__PROVIDED MATERIAL__.
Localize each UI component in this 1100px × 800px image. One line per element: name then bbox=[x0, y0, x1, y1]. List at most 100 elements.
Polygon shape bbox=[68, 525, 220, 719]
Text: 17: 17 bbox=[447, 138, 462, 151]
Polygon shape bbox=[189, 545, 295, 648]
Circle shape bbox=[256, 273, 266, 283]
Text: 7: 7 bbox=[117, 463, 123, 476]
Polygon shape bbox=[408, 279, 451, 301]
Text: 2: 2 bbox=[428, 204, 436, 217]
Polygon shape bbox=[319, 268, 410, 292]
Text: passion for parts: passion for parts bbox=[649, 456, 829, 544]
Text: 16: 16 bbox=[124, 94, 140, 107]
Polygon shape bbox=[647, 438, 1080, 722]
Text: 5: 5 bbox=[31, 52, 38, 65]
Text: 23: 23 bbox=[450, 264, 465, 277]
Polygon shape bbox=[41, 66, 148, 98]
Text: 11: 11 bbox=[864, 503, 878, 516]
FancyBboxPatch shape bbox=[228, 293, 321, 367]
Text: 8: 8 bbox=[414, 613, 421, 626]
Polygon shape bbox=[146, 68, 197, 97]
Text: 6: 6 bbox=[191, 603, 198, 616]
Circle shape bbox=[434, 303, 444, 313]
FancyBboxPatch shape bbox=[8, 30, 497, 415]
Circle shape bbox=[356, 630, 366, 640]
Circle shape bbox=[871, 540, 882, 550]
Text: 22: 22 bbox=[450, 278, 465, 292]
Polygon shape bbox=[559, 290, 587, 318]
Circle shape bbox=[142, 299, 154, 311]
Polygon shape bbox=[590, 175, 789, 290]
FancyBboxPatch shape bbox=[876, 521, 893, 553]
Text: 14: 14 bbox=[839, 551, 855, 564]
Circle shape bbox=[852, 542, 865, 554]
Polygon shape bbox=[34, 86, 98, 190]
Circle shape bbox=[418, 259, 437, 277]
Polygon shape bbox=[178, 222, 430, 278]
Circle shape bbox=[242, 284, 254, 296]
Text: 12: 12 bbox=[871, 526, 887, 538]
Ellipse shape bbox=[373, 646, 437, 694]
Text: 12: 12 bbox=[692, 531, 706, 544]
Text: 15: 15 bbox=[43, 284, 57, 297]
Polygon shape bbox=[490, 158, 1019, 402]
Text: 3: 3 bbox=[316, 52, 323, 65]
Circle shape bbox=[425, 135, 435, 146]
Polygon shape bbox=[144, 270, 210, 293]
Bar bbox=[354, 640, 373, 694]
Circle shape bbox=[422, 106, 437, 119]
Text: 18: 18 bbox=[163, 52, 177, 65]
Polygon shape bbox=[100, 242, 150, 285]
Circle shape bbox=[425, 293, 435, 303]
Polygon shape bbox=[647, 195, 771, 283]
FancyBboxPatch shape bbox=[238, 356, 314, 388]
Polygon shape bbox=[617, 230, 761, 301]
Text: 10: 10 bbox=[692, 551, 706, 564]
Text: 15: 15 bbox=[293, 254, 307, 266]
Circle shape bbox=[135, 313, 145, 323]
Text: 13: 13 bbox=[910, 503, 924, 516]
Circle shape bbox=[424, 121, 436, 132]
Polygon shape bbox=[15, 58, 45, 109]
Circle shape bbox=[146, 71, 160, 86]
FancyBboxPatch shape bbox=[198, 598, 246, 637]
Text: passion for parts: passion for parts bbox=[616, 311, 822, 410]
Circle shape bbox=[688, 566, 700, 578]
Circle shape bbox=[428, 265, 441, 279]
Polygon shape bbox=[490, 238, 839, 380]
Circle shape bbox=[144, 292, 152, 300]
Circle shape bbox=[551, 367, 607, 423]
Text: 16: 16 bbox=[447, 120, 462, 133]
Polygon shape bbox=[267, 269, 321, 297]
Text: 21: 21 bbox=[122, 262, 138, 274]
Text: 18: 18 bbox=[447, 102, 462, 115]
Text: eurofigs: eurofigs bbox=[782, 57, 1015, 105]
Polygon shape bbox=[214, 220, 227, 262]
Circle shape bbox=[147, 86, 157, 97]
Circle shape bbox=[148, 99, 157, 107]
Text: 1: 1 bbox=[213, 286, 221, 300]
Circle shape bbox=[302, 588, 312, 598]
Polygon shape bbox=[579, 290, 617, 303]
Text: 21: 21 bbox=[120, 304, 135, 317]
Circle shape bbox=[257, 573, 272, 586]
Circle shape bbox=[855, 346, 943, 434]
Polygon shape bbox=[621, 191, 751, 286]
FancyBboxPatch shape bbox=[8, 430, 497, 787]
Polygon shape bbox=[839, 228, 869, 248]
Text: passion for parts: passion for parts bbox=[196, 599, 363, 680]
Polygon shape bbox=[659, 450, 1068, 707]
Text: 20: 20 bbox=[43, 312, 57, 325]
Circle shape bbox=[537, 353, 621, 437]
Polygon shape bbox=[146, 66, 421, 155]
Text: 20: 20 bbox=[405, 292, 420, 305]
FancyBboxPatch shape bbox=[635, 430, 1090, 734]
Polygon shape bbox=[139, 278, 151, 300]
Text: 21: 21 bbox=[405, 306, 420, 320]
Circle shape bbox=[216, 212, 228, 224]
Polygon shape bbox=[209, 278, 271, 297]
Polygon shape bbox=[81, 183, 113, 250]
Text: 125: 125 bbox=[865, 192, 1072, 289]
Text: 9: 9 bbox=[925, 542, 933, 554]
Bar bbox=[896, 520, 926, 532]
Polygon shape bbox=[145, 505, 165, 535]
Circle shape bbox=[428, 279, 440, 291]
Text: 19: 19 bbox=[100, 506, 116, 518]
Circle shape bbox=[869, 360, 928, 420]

__YOUR INSTRUCTIONS__.
Return every line of the data above without any change, from the first line through the last.

__FULL ANSWER__.
Localize each UI component in this 1100px × 800px image. One line per element: name then bbox=[x0, y0, x1, y1]. List at most 100 elements.
Polygon shape bbox=[68, 525, 220, 719]
Text: 17: 17 bbox=[447, 138, 462, 151]
Polygon shape bbox=[189, 545, 295, 648]
Circle shape bbox=[256, 273, 266, 283]
Text: 7: 7 bbox=[117, 463, 123, 476]
Polygon shape bbox=[408, 279, 451, 301]
Text: 2: 2 bbox=[428, 204, 436, 217]
Polygon shape bbox=[319, 268, 410, 292]
Text: passion for parts: passion for parts bbox=[649, 456, 829, 544]
Text: 16: 16 bbox=[124, 94, 140, 107]
Polygon shape bbox=[647, 438, 1080, 722]
Text: 5: 5 bbox=[31, 52, 38, 65]
Text: 23: 23 bbox=[450, 264, 465, 277]
Polygon shape bbox=[41, 66, 148, 98]
Text: 11: 11 bbox=[864, 503, 878, 516]
FancyBboxPatch shape bbox=[228, 293, 321, 367]
Text: 8: 8 bbox=[414, 613, 421, 626]
Polygon shape bbox=[146, 68, 197, 97]
Text: 6: 6 bbox=[191, 603, 198, 616]
Circle shape bbox=[434, 303, 444, 313]
FancyBboxPatch shape bbox=[8, 30, 497, 415]
Circle shape bbox=[356, 630, 366, 640]
Circle shape bbox=[871, 540, 882, 550]
Text: 22: 22 bbox=[450, 278, 465, 292]
Polygon shape bbox=[559, 290, 587, 318]
Circle shape bbox=[142, 299, 154, 311]
Polygon shape bbox=[590, 175, 789, 290]
FancyBboxPatch shape bbox=[876, 521, 893, 553]
Text: 14: 14 bbox=[839, 551, 855, 564]
Circle shape bbox=[852, 542, 865, 554]
Polygon shape bbox=[34, 86, 98, 190]
Circle shape bbox=[418, 259, 437, 277]
Polygon shape bbox=[178, 222, 430, 278]
Circle shape bbox=[242, 284, 254, 296]
Text: 12: 12 bbox=[871, 526, 887, 538]
Ellipse shape bbox=[373, 646, 437, 694]
Text: 12: 12 bbox=[692, 531, 706, 544]
Text: 15: 15 bbox=[43, 284, 57, 297]
Polygon shape bbox=[490, 158, 1019, 402]
Text: 3: 3 bbox=[316, 52, 323, 65]
Circle shape bbox=[425, 135, 435, 146]
Polygon shape bbox=[144, 270, 210, 293]
Bar bbox=[354, 640, 373, 694]
Circle shape bbox=[422, 106, 437, 119]
Text: 18: 18 bbox=[163, 52, 177, 65]
Polygon shape bbox=[100, 242, 150, 285]
Circle shape bbox=[425, 293, 435, 303]
Polygon shape bbox=[647, 195, 771, 283]
FancyBboxPatch shape bbox=[238, 356, 314, 388]
Polygon shape bbox=[617, 230, 761, 301]
Text: 10: 10 bbox=[692, 551, 706, 564]
Text: 15: 15 bbox=[293, 254, 307, 266]
Circle shape bbox=[135, 313, 145, 323]
Text: 13: 13 bbox=[910, 503, 924, 516]
Circle shape bbox=[424, 121, 436, 132]
Polygon shape bbox=[15, 58, 45, 109]
Circle shape bbox=[146, 71, 160, 86]
FancyBboxPatch shape bbox=[198, 598, 246, 637]
Text: passion for parts: passion for parts bbox=[616, 311, 822, 410]
Circle shape bbox=[688, 566, 700, 578]
Circle shape bbox=[428, 265, 441, 279]
Polygon shape bbox=[490, 238, 839, 380]
Circle shape bbox=[144, 292, 152, 300]
Circle shape bbox=[551, 367, 607, 423]
Text: 16: 16 bbox=[447, 120, 462, 133]
Polygon shape bbox=[267, 269, 321, 297]
Text: 21: 21 bbox=[122, 262, 138, 274]
Text: 18: 18 bbox=[447, 102, 462, 115]
Text: eurofigs: eurofigs bbox=[782, 57, 1015, 105]
Polygon shape bbox=[214, 220, 227, 262]
Circle shape bbox=[147, 86, 157, 97]
Circle shape bbox=[148, 99, 157, 107]
Text: 1: 1 bbox=[213, 286, 221, 300]
Circle shape bbox=[302, 588, 312, 598]
Polygon shape bbox=[579, 290, 617, 303]
Text: 21: 21 bbox=[120, 304, 135, 317]
Circle shape bbox=[257, 573, 272, 586]
Circle shape bbox=[855, 346, 943, 434]
Polygon shape bbox=[621, 191, 751, 286]
FancyBboxPatch shape bbox=[8, 430, 497, 787]
Polygon shape bbox=[839, 228, 869, 248]
Text: passion for parts: passion for parts bbox=[196, 599, 363, 680]
Polygon shape bbox=[659, 450, 1068, 707]
Text: 20: 20 bbox=[43, 312, 57, 325]
Circle shape bbox=[537, 353, 621, 437]
Polygon shape bbox=[146, 66, 421, 155]
Text: 20: 20 bbox=[405, 292, 420, 305]
FancyBboxPatch shape bbox=[635, 430, 1090, 734]
Polygon shape bbox=[139, 278, 151, 300]
Text: 21: 21 bbox=[405, 306, 420, 320]
Circle shape bbox=[216, 212, 228, 224]
Polygon shape bbox=[209, 278, 271, 297]
Polygon shape bbox=[81, 183, 113, 250]
Text: 125: 125 bbox=[865, 192, 1072, 289]
Text: 9: 9 bbox=[925, 542, 933, 554]
Bar bbox=[896, 520, 926, 532]
Polygon shape bbox=[145, 505, 165, 535]
Circle shape bbox=[428, 279, 440, 291]
Text: 19: 19 bbox=[100, 506, 116, 518]
Circle shape bbox=[869, 360, 928, 420]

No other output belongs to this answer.